[Collected data]
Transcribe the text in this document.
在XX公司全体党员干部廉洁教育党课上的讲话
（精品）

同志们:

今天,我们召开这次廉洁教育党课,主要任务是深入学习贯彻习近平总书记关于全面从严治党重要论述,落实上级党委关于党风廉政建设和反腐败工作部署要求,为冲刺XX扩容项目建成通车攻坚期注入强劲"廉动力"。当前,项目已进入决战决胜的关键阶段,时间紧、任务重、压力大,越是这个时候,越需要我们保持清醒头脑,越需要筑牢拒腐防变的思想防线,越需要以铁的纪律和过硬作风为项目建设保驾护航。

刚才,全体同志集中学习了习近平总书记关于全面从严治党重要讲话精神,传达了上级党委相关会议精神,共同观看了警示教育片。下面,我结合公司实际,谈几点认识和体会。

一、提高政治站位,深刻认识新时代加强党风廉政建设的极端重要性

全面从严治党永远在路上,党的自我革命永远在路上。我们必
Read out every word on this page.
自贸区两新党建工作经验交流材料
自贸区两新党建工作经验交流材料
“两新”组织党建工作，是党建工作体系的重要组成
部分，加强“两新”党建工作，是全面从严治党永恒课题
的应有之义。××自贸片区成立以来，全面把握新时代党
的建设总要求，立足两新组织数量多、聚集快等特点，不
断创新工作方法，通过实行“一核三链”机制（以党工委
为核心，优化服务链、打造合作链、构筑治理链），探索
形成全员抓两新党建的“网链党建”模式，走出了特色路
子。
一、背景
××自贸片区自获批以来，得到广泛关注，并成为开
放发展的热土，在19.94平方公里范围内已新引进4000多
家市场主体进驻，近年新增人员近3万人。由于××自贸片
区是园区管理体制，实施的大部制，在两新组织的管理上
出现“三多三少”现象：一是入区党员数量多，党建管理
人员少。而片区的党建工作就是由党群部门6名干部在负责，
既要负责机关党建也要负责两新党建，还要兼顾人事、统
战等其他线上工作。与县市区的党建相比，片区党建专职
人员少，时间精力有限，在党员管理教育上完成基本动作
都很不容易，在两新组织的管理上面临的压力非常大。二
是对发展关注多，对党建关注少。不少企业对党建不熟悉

[WHAT YOU WILL DO]
Extract each line from the listing that holds the word "this".

[SOLUTION TO THE PROBLEM]
Transcribe the text in this document.
Read out every word on this page.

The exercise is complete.